EXERCISE PROMPT —
Reproduce exactly the line in which "What text is on this page?" occurs and all the lines after it, ending with the last line.

[Data excerpts]
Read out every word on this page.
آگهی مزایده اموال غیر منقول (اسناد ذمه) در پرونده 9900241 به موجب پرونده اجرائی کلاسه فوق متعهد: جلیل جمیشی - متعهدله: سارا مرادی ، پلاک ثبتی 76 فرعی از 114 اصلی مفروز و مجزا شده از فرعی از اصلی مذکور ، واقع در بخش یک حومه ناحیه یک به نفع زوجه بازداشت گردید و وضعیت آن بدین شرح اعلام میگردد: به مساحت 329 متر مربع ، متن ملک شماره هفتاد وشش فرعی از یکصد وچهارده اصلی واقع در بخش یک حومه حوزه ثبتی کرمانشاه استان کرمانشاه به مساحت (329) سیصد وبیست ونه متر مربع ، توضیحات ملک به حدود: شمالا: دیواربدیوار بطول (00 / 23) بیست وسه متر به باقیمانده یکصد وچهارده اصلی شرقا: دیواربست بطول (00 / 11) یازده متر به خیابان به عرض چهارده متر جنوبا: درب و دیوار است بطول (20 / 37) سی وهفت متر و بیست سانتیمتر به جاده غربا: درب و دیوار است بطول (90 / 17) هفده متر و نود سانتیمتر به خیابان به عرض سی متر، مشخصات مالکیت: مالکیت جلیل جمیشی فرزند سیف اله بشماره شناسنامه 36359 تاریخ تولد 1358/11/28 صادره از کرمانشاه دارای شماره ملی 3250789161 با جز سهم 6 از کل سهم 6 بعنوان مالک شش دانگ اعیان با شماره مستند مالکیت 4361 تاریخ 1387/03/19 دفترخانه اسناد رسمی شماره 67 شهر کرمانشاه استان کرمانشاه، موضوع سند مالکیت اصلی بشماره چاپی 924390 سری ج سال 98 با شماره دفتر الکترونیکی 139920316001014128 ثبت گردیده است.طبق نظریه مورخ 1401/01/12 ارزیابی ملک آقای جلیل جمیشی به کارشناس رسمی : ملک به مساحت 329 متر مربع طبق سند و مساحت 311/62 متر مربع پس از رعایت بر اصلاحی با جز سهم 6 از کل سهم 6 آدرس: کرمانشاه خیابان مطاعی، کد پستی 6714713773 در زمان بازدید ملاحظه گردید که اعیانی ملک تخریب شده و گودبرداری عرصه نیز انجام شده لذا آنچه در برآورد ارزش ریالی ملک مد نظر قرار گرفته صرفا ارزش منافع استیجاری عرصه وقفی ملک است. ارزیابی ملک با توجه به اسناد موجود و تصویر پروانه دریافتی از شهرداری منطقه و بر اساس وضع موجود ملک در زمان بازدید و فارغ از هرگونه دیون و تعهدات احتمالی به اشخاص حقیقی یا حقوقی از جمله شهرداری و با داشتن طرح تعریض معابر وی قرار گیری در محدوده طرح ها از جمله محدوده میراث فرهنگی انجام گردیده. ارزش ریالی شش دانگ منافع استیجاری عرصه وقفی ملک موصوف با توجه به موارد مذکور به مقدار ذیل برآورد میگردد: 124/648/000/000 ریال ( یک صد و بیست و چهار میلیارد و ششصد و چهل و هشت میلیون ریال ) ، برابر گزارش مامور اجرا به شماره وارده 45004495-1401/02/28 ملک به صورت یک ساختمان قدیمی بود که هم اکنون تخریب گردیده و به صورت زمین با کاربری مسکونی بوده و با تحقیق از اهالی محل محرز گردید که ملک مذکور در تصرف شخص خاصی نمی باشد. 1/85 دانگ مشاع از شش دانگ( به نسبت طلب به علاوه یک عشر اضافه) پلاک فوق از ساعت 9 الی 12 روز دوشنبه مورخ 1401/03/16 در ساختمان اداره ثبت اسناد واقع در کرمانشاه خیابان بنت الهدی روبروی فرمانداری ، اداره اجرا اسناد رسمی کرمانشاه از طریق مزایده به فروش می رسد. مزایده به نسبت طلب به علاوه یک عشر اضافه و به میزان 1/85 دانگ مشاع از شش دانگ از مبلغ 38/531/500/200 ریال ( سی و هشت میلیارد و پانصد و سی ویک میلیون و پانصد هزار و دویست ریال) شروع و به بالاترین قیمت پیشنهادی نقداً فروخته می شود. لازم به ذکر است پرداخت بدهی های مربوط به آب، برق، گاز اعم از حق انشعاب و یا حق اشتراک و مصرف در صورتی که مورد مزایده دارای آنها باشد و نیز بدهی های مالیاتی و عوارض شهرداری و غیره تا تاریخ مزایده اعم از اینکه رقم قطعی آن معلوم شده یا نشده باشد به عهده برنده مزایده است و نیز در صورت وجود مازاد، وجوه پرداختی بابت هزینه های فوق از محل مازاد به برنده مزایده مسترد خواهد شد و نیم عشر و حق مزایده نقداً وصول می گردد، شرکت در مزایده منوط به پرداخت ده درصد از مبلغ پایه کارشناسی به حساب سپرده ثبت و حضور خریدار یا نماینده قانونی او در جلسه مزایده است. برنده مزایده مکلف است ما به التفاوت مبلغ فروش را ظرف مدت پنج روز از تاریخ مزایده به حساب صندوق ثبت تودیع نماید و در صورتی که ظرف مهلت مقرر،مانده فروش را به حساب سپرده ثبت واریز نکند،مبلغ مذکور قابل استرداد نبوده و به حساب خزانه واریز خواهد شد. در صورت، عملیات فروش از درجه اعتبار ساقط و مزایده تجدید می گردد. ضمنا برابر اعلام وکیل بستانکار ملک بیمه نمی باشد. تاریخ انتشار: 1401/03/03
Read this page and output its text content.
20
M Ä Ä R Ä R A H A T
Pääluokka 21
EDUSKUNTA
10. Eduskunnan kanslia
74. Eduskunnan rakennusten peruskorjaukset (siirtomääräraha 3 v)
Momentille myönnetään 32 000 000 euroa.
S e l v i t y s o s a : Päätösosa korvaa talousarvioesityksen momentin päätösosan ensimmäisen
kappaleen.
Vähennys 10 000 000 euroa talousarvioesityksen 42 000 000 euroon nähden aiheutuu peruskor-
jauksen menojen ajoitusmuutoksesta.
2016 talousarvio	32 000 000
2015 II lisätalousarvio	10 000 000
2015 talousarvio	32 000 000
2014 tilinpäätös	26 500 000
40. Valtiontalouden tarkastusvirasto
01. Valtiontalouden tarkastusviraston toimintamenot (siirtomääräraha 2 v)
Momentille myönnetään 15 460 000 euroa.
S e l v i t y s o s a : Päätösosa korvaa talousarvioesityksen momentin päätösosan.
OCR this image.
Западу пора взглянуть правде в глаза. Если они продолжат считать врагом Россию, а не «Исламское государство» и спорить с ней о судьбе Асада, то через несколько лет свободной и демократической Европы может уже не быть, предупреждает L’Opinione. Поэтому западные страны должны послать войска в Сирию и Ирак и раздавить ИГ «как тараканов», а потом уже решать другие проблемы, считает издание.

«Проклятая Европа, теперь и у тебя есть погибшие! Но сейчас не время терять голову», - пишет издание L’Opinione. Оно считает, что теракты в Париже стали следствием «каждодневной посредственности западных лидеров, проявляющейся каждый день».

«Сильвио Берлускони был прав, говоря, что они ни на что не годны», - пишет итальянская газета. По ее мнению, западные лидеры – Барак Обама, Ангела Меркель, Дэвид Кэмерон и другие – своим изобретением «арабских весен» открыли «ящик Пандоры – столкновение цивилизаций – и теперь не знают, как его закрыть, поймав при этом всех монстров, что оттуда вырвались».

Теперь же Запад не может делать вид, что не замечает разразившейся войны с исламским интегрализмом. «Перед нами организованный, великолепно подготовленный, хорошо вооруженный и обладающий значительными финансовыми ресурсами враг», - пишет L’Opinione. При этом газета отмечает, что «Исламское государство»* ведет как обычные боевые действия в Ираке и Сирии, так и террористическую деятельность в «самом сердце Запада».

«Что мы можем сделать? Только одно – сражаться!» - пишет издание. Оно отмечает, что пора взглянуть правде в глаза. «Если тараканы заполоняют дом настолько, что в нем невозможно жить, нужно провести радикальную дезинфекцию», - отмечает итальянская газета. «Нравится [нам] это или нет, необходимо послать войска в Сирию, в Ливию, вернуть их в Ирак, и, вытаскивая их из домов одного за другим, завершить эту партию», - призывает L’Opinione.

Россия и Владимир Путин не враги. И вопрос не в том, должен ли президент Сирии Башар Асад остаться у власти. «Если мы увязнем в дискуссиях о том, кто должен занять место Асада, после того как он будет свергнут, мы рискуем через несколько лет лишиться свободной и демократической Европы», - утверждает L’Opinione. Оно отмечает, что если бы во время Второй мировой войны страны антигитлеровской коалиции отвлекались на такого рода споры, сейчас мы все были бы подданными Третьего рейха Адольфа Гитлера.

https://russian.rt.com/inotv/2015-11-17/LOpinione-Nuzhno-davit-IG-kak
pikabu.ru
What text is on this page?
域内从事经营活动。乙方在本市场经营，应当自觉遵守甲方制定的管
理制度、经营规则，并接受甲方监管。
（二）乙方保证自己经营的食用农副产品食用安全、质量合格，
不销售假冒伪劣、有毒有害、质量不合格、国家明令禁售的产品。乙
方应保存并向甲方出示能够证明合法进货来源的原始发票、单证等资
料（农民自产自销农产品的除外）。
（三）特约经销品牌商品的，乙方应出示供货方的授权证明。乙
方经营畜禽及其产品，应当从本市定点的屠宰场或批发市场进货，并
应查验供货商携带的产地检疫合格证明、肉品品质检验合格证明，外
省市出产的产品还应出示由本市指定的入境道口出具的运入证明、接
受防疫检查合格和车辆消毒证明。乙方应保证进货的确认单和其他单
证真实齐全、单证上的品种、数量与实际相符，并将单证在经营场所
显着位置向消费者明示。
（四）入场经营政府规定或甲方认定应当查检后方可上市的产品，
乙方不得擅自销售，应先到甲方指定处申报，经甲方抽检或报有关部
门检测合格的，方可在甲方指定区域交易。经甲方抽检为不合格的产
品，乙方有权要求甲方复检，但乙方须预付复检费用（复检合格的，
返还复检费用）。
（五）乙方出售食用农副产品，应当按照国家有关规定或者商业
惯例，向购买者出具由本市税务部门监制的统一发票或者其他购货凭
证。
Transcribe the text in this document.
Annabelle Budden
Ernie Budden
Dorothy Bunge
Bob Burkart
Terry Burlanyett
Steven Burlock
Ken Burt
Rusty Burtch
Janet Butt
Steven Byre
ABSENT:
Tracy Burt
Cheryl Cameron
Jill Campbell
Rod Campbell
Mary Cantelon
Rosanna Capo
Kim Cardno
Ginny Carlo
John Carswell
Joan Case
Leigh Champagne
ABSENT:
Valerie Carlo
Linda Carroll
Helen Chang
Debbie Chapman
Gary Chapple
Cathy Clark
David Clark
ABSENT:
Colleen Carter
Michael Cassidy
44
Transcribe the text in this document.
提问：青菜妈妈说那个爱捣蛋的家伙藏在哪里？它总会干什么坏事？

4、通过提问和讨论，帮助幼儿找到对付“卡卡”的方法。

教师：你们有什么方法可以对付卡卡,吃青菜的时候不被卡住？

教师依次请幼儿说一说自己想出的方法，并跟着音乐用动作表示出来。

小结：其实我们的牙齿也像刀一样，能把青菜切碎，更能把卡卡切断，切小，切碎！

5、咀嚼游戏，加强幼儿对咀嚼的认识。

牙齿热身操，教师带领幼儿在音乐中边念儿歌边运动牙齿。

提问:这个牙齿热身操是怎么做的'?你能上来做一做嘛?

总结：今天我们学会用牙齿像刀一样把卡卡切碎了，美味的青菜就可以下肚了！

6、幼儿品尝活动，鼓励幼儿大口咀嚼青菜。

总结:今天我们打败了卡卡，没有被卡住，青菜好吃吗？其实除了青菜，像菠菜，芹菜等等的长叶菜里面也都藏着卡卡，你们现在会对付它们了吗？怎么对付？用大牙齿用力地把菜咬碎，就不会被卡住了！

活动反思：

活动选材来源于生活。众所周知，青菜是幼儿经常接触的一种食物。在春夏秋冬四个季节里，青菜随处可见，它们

EXERCISE RESPONSE —
What text is on this page?
域内从事经营活动。乙方在本市场经营，应当自觉遵守甲方制定的管
理制度、经营规则，并接受甲方监管。
（二）乙方保证自己经营的食用农副产品食用安全、质量合格，
不销售假冒伪劣、有毒有害、质量不合格、国家明令禁售的产品。乙
方应保存并向甲方出示能够证明合法进货来源的原始发票、单证等资
料（农民自产自销农产品的除外）。
（三）特约经销品牌商品的，乙方应出示供货方的授权证明。乙
方经营畜禽及其产品，应当从本市定点的屠宰场或批发市场进货，并
应查验供货商携带的产地检疫合格证明、肉品品质检验合格证明，外
省市出产的产品还应出示由本市指定的入境道口出具的运入证明、接
受防疫检查合格和车辆消毒证明。乙方应保证进货的确认单和其他单
证真实齐全、单证上的品种、数量与实际相符，并将单证在经营场所
显着位置向消费者明示。
（四）入场经营政府规定或甲方认定应当查检后方可上市的产品，
乙方不得擅自销售，应先到甲方指定处申报，经甲方抽检或报有关部
门检测合格的，方可在甲方指定区域交易。经甲方抽检为不合格的产
品，乙方有权要求甲方复检，但乙方须预付复检费用（复检合格的，
返还复检费用）。
（五）乙方出售食用农副产品，应当按照国家有关规定或者商业
惯例，向购买者出具由本市税务部门监制的统一发票或者其他购货凭
证。
Transcribe the text in this document.
Annabelle Budden
Ernie Budden
Dorothy Bunge
Bob Burkart
Terry Burlanyett
Steven Burlock
Ken Burt
Rusty Burtch
Janet Butt
Steven Byre
ABSENT:
Tracy Burt
Cheryl Cameron
Jill Campbell
Rod Campbell
Mary Cantelon
Rosanna Capo
Kim Cardno
Ginny Carlo
John Carswell
Joan Case
Leigh Champagne
ABSENT:
Valerie Carlo
Linda Carroll
Helen Chang
Debbie Chapman
Gary Chapple
Cathy Clark
David Clark
ABSENT:
Colleen Carter
Michael Cassidy
44
Transcribe the text in this document.
提问：青菜妈妈说那个爱捣蛋的家伙藏在哪里？它总会干什么坏事？

4、通过提问和讨论，帮助幼儿找到对付“卡卡”的方法。

教师：你们有什么方法可以对付卡卡,吃青菜的时候不被卡住？

教师依次请幼儿说一说自己想出的方法，并跟着音乐用动作表示出来。

小结：其实我们的牙齿也像刀一样，能把青菜切碎，更能把卡卡切断，切小，切碎！

5、咀嚼游戏，加强幼儿对咀嚼的认识。

牙齿热身操，教师带领幼儿在音乐中边念儿歌边运动牙齿。

提问:这个牙齿热身操是怎么做的'?你能上来做一做嘛?

总结：今天我们学会用牙齿像刀一样把卡卡切碎了，美味的青菜就可以下肚了！

6、幼儿品尝活动，鼓励幼儿大口咀嚼青菜。

总结:今天我们打败了卡卡，没有被卡住，青菜好吃吗？其实除了青菜，像菠菜，芹菜等等的长叶菜里面也都藏着卡卡，你们现在会对付它们了吗？怎么对付？用大牙齿用力地把菜咬碎，就不会被卡住了！

活动反思：

活动选材来源于生活。众所周知，青菜是幼儿经常接触的一种食物。在春夏秋冬四个季节里，青菜随处可见，它们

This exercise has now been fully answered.